Leave the pictures out. Return all other data exactly.
* start Data shown *
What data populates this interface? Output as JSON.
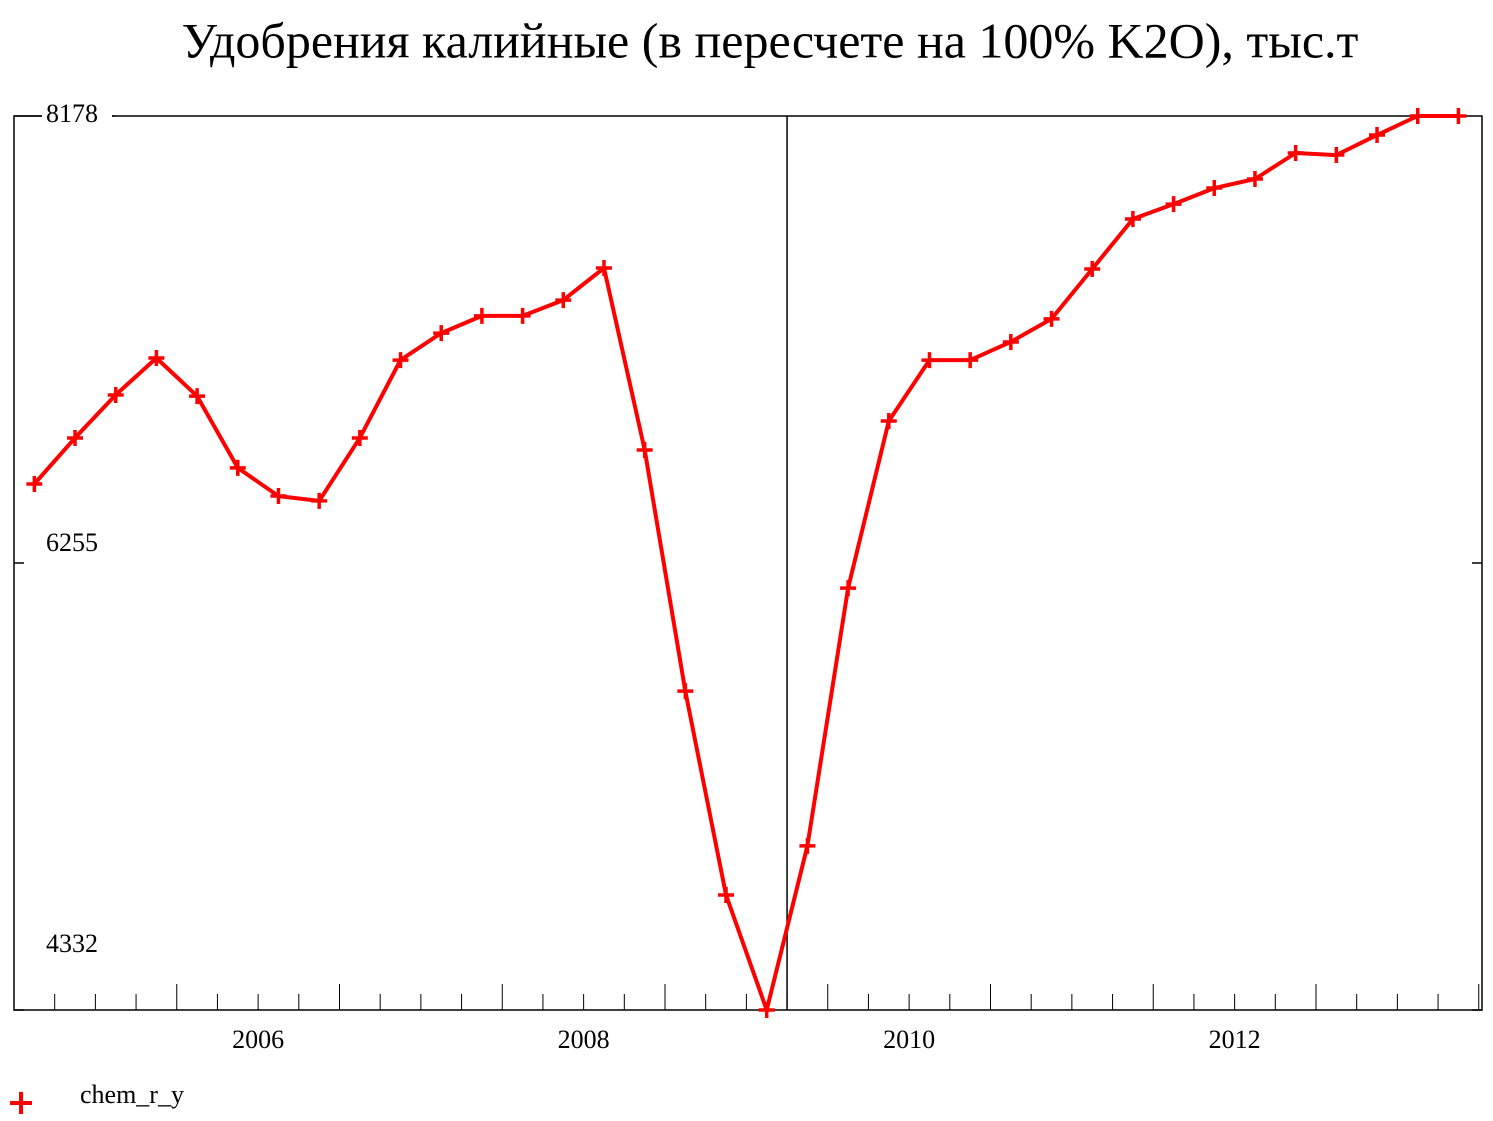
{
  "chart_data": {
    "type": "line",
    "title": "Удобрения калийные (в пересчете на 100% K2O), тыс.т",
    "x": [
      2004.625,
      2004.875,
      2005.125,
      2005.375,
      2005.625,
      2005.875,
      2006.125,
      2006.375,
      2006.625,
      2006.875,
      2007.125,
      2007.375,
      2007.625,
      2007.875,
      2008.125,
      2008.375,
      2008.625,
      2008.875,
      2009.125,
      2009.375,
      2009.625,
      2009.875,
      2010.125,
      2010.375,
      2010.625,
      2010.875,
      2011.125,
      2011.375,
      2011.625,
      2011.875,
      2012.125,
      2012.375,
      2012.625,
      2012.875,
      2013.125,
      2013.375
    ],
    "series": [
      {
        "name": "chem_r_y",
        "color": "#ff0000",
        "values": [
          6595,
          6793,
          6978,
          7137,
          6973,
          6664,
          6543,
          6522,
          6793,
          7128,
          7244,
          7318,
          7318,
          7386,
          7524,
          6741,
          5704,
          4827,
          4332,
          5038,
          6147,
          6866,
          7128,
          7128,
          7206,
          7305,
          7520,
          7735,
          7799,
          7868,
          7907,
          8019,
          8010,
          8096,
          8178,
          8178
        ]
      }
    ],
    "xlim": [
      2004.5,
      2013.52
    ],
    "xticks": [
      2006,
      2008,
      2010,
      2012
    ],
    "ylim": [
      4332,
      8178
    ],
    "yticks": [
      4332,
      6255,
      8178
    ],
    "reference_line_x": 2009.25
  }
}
* end Data shown *
> Answer to the problem
What data populates this interface? Output as JSON.
{
  "chart_data": {
    "type": "line",
    "title": "Удобрения калийные (в пересчете на 100% K2O), тыс.т",
    "x": [
      2004.625,
      2004.875,
      2005.125,
      2005.375,
      2005.625,
      2005.875,
      2006.125,
      2006.375,
      2006.625,
      2006.875,
      2007.125,
      2007.375,
      2007.625,
      2007.875,
      2008.125,
      2008.375,
      2008.625,
      2008.875,
      2009.125,
      2009.375,
      2009.625,
      2009.875,
      2010.125,
      2010.375,
      2010.625,
      2010.875,
      2011.125,
      2011.375,
      2011.625,
      2011.875,
      2012.125,
      2012.375,
      2012.625,
      2012.875,
      2013.125,
      2013.375
    ],
    "series": [
      {
        "name": "chem_r_y",
        "color": "#ff0000",
        "values": [
          6595,
          6793,
          6978,
          7137,
          6973,
          6664,
          6543,
          6522,
          6793,
          7128,
          7244,
          7318,
          7318,
          7386,
          7524,
          6741,
          5704,
          4827,
          4332,
          5038,
          6147,
          6866,
          7128,
          7128,
          7206,
          7305,
          7520,
          7735,
          7799,
          7868,
          7907,
          8019,
          8010,
          8096,
          8178,
          8178
        ]
      }
    ],
    "xlim": [
      2004.5,
      2013.52
    ],
    "xticks": [
      2006,
      2008,
      2010,
      2012
    ],
    "ylim": [
      4332,
      8178
    ],
    "yticks": [
      4332,
      6255,
      8178
    ],
    "reference_line_x": 2009.25
  }
}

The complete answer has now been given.